[EXERCISE TASK]:
Wherever the word "this" appears in a line, copy that line.

+ + + +

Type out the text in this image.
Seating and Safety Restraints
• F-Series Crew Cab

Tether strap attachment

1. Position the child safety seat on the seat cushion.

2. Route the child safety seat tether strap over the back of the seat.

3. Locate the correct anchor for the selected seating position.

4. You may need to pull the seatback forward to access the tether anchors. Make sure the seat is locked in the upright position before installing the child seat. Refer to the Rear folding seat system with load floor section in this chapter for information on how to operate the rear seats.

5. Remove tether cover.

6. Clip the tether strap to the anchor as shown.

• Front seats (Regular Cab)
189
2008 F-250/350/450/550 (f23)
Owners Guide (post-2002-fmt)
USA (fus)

+ + + +

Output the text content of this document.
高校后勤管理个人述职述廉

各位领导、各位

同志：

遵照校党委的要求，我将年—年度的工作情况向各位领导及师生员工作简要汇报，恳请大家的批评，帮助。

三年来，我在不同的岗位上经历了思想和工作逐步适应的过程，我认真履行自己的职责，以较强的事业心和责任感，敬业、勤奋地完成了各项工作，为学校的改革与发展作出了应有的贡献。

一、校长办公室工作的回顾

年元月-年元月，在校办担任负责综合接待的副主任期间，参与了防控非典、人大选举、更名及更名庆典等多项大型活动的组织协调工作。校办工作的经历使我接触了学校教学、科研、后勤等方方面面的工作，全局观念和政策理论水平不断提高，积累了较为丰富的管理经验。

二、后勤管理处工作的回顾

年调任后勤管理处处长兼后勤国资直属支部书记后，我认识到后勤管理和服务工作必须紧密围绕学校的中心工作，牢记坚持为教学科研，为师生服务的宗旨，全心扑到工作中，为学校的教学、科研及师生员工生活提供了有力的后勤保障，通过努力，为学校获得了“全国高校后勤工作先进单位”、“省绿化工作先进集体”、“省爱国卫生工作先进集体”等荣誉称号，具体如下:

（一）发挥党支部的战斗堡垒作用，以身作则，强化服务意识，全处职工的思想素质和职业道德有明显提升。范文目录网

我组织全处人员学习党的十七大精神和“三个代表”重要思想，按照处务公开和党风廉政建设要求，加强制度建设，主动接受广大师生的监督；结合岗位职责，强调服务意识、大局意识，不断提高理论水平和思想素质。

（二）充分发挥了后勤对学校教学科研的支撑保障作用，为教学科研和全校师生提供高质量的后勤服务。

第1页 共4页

+ + + +

[RIGHT ANSWER]:
Type out the text in this image.
4. You may need to pull the seatback forward to access the tether anchors. Make sure the seat is locked in the upright position before installing the child seat. Refer to the Rear folding seat system with load floor section in this chapter for information on how to operate the rear seats.
Output the text content of this document.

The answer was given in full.